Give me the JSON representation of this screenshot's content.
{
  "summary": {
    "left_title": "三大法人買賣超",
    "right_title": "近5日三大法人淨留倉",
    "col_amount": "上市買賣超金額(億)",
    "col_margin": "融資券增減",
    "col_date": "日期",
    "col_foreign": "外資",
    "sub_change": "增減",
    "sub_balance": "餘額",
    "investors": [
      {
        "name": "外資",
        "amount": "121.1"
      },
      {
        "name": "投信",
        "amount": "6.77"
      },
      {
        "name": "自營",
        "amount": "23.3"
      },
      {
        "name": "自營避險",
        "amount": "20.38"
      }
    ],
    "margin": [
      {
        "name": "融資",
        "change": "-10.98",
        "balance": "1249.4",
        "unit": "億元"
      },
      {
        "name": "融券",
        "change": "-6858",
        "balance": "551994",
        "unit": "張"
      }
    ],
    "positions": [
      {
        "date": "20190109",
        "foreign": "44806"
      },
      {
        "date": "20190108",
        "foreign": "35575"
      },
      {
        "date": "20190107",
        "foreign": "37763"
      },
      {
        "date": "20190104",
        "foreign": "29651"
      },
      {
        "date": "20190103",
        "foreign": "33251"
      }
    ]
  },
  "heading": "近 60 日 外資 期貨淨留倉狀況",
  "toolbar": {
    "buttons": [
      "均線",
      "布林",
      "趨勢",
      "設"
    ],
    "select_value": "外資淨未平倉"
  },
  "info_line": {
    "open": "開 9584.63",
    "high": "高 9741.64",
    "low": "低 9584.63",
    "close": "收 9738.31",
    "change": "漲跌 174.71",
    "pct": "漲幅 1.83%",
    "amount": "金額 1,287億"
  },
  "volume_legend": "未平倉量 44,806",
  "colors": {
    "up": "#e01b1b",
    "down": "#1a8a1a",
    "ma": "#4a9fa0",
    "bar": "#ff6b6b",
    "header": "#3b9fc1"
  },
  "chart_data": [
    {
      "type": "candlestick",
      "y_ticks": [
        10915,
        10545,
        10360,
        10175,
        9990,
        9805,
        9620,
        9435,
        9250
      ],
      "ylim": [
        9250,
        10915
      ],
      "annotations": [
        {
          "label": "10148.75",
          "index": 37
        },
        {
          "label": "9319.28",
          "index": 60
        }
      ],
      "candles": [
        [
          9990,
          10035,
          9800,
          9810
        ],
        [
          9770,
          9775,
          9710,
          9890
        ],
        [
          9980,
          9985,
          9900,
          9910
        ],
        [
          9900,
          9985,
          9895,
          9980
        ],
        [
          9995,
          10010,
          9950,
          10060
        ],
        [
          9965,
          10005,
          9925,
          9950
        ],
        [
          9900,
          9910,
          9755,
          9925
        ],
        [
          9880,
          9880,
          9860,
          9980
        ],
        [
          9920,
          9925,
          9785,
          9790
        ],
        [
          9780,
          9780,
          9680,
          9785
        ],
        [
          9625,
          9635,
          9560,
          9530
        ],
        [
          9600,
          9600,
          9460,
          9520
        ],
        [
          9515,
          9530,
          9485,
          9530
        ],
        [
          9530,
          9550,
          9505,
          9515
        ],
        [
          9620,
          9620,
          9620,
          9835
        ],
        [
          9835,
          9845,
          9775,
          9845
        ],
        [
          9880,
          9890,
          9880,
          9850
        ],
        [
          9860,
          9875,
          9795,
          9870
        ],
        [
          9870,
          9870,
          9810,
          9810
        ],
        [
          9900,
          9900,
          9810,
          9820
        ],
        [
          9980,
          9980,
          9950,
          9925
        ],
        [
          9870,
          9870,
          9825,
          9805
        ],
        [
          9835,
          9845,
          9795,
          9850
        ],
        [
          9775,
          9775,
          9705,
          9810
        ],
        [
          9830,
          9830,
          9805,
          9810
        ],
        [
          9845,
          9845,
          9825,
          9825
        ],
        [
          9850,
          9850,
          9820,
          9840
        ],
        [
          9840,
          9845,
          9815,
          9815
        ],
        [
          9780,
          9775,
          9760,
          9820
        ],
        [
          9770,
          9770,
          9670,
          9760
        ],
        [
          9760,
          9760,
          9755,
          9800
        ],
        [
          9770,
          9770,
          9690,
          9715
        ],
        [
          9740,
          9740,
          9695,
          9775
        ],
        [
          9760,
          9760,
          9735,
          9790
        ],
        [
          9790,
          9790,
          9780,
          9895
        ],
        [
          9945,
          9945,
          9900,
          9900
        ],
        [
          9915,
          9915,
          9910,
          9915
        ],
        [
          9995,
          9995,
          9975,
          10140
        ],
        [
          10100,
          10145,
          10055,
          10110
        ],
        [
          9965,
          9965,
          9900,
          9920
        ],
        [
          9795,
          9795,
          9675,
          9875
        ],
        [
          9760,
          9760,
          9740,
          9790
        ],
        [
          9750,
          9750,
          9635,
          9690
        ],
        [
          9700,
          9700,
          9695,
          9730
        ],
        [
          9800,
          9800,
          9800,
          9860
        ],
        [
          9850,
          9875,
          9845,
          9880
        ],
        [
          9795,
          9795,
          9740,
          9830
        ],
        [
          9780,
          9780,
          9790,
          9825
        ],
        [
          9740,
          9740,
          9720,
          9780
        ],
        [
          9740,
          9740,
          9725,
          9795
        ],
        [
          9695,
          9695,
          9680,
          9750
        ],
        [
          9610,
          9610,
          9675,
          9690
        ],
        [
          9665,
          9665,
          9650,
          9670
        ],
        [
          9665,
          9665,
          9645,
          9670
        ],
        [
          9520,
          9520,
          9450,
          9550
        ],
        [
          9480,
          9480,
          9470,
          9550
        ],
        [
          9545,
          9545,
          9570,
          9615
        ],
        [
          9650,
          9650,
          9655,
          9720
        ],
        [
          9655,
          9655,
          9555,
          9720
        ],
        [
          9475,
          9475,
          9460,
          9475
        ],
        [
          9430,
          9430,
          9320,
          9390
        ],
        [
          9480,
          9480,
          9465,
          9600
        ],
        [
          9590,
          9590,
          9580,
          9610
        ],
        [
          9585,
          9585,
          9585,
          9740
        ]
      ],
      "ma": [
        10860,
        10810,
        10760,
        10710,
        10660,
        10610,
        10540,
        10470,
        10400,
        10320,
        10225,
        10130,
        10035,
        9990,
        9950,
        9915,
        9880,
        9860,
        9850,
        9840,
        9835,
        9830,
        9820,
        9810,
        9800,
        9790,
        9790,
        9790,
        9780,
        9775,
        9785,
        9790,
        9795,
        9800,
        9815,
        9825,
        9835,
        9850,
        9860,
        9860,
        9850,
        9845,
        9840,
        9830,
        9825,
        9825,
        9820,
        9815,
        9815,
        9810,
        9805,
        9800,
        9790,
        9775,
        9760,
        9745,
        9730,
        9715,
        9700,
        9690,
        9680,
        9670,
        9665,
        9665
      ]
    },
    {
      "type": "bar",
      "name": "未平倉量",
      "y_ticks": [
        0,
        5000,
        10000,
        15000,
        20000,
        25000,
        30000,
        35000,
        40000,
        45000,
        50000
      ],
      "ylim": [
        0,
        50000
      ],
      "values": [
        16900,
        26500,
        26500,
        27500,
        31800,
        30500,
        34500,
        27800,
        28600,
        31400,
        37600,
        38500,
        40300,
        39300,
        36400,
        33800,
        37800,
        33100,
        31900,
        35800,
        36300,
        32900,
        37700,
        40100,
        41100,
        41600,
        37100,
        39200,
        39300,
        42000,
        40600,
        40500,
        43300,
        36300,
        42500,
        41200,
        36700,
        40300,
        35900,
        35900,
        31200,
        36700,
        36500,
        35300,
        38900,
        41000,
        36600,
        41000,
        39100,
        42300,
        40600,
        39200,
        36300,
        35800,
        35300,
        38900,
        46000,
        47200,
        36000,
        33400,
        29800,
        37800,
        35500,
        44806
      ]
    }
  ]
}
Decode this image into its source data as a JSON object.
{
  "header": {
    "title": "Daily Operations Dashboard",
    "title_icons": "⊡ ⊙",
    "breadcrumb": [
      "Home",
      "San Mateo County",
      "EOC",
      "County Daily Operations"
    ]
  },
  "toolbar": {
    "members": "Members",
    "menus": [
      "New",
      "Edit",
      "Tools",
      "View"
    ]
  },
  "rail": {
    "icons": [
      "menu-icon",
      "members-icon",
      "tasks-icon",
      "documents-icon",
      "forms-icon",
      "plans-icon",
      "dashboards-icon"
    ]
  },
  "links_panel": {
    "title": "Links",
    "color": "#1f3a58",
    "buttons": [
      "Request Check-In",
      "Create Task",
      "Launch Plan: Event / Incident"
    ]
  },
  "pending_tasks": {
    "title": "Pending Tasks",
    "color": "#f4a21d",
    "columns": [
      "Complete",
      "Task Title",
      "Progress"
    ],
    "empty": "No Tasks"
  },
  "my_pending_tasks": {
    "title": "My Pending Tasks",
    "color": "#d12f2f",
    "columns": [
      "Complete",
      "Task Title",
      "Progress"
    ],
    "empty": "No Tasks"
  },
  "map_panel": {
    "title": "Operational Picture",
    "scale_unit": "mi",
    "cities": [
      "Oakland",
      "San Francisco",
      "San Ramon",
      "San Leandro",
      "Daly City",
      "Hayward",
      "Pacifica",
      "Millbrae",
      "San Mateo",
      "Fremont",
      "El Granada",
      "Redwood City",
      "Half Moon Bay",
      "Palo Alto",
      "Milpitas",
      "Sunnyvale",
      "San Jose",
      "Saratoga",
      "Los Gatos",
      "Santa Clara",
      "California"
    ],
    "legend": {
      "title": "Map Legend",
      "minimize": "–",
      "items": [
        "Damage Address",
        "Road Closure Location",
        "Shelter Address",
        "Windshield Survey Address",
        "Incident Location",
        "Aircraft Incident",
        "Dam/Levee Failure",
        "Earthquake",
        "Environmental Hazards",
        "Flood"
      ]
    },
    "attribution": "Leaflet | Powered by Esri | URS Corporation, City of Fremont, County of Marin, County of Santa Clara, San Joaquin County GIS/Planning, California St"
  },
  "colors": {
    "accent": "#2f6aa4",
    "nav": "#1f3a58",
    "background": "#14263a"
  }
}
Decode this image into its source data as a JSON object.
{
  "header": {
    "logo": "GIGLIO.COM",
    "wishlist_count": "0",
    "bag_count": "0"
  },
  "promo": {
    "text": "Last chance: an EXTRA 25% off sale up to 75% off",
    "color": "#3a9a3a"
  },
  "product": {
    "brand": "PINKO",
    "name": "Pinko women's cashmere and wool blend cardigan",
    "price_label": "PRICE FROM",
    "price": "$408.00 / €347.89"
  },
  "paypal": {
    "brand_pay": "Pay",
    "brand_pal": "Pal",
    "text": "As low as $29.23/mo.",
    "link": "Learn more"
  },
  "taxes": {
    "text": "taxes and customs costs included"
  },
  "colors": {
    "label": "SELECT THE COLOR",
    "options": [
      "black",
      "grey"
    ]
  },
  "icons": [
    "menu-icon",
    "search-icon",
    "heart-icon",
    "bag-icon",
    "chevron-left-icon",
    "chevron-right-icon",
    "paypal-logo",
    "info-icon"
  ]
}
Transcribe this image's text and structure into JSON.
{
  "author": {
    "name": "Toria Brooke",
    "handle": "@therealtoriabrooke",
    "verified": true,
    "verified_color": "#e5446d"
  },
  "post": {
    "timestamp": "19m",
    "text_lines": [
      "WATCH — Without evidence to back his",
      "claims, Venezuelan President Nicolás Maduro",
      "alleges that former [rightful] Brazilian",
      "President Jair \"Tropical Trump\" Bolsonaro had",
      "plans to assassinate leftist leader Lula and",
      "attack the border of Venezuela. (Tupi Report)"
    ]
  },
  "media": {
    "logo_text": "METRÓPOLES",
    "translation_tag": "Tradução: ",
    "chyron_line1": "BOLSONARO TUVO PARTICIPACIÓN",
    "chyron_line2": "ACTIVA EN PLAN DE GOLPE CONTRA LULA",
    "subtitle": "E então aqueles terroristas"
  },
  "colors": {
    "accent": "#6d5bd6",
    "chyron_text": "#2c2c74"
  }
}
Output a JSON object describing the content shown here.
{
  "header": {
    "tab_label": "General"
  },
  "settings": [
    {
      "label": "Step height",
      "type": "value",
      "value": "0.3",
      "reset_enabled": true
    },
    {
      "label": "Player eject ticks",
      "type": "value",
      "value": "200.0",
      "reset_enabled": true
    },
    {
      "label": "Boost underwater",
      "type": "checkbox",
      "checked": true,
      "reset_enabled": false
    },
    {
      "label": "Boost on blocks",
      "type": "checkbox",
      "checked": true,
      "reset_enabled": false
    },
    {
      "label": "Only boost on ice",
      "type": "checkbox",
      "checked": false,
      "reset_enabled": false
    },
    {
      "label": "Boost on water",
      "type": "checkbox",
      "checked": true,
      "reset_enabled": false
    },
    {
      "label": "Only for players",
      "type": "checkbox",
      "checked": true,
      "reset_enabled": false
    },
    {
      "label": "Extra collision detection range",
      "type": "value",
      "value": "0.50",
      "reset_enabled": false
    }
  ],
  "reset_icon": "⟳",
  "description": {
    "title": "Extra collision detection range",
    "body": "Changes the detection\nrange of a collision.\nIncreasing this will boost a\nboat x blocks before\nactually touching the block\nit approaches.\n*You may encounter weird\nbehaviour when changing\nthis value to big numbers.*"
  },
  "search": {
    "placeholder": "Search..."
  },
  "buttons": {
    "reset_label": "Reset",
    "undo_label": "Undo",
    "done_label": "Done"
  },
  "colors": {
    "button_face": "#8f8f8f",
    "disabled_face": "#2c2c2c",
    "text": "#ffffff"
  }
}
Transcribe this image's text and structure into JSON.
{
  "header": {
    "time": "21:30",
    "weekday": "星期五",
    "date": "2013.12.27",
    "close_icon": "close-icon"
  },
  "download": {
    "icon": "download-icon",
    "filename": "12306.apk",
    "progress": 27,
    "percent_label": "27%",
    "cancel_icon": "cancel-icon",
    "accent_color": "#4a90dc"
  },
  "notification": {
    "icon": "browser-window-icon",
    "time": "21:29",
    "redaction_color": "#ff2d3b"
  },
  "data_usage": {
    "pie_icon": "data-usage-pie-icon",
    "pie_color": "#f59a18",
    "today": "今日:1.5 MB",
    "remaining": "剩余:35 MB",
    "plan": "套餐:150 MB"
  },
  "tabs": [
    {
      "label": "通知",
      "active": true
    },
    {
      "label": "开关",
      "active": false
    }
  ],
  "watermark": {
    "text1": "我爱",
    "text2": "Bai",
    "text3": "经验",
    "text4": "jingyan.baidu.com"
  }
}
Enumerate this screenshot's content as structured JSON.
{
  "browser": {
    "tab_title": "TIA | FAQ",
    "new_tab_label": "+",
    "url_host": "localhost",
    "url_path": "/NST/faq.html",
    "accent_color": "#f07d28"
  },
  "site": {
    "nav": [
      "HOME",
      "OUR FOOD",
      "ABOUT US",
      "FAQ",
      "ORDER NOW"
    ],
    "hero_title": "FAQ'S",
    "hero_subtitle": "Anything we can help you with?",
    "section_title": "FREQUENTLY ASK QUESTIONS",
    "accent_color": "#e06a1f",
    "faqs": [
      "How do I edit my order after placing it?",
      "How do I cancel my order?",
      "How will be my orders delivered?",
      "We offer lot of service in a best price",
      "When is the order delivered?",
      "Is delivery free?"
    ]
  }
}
○ ○ ○ ○
### What you should do
Repeat exactly the lines starting at the line with "Enumerate this screenshot's" and ending with the final line of the entries. Include nothing else.

### Result of this task
Enumerate this screenshot's content as structured JSON.
{
  "browser": {
    "tab_title": "TIA | FAQ",
    "new_tab_label": "+",
    "url_host": "localhost",
    "url_path": "/NST/faq.html",
    "accent_color": "#f07d28"
  },
  "site": {
    "nav": [
      "HOME",
      "OUR FOOD",
      "ABOUT US",
      "FAQ",
      "ORDER NOW"
    ],
    "hero_title": "FAQ'S",
    "hero_subtitle": "Anything we can help you with?",
    "section_title": "FREQUENTLY ASK QUESTIONS",
    "accent_color": "#e06a1f",
    "faqs": [
      "How do I edit my order after placing it?",
      "How do I cancel my order?",
      "How will be my orders delivered?",
      "We offer lot of service in a best price",
      "When is the order delivered?",
      "Is delivery free?"
    ]
  }
}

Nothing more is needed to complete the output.